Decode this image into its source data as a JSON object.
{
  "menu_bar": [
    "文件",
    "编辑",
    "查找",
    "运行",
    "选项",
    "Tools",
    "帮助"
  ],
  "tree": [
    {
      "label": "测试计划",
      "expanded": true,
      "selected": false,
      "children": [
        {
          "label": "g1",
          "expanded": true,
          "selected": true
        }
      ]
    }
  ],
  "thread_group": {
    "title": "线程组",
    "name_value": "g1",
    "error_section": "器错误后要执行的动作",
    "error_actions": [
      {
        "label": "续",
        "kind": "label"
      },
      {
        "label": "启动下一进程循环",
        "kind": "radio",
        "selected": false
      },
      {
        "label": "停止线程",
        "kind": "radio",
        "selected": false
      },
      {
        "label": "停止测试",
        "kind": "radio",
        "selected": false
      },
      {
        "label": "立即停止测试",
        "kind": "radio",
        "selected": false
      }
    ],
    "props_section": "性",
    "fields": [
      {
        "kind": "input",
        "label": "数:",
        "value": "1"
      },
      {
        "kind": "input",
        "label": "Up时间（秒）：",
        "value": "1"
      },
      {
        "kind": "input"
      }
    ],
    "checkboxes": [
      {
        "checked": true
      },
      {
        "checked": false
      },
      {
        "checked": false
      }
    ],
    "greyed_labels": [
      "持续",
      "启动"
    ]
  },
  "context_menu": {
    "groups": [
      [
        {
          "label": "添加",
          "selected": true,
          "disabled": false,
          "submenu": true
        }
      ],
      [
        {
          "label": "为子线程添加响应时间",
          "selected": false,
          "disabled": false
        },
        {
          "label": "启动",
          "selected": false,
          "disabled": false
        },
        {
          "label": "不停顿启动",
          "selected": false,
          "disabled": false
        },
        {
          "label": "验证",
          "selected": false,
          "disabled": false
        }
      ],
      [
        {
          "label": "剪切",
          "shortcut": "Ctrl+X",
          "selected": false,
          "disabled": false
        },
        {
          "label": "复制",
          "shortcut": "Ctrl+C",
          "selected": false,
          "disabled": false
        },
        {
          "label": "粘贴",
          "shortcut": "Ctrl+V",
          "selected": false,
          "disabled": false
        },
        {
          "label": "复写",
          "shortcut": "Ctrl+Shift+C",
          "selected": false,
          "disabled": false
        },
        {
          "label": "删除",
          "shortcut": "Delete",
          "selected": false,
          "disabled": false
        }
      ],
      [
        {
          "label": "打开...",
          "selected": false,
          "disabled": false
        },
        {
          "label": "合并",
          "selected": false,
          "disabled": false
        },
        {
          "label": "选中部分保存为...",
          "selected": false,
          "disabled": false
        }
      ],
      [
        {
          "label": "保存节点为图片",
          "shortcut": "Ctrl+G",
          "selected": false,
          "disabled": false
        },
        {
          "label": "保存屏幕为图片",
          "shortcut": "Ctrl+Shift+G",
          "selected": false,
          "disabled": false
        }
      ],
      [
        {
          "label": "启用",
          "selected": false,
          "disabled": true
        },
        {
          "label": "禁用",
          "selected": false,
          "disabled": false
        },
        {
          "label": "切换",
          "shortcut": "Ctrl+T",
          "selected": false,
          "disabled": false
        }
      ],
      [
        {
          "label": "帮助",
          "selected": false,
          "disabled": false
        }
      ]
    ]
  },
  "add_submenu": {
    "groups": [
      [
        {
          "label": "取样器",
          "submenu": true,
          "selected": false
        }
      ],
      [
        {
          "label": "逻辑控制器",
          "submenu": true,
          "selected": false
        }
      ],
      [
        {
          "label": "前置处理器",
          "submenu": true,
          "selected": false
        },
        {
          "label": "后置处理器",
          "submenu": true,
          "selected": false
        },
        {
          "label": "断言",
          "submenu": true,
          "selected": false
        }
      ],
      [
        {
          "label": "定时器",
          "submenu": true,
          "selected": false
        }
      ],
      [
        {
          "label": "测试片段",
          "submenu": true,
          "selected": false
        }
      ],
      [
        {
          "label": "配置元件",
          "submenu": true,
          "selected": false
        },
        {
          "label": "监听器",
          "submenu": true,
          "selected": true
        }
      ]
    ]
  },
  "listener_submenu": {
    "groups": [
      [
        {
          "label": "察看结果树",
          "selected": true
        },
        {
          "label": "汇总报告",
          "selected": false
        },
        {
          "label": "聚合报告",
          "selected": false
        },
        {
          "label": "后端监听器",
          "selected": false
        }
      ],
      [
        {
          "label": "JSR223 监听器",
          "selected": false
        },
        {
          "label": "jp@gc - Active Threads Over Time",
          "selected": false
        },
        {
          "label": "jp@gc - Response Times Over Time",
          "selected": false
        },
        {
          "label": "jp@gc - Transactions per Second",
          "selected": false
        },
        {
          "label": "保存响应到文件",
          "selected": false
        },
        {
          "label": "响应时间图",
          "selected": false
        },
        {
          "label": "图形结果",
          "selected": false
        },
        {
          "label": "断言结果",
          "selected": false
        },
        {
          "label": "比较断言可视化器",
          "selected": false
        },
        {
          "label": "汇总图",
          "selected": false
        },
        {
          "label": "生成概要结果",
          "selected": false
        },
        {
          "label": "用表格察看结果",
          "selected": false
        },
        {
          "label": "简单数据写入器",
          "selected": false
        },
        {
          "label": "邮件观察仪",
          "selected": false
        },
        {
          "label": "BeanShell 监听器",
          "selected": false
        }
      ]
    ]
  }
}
........
- [Given request] Scan the material above. Copy each line where "Ctrl" occurs.

- [Response to the exercise]
          "shortcut": "Ctrl+X",
          "shortcut": "Ctrl+C",
          "shortcut": "Ctrl+V",
          "shortcut": "Ctrl+Shift+C",
          "shortcut": "Ctrl+G",
          "shortcut": "Ctrl+Shift+G",
          "shortcut": "Ctrl+T",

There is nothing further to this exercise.